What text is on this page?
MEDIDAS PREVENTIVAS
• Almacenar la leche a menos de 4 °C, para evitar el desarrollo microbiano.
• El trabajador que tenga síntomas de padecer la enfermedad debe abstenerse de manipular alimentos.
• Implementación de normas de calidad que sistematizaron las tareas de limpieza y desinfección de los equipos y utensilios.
+---+
Please output the complete data exactly.

What text is on this page?
MEDIDAS PREVENTIVAS
• Almacenar la leche a menos de 4 °C, para evitar el desarrollo microbiano.
• El trabajador que tenga síntomas de padecer la enfermedad debe abstenerse de manipular alimentos.
• Implementación de normas de calidad que sistematizaron las tareas de limpieza y desinfección de los equipos y utensilios.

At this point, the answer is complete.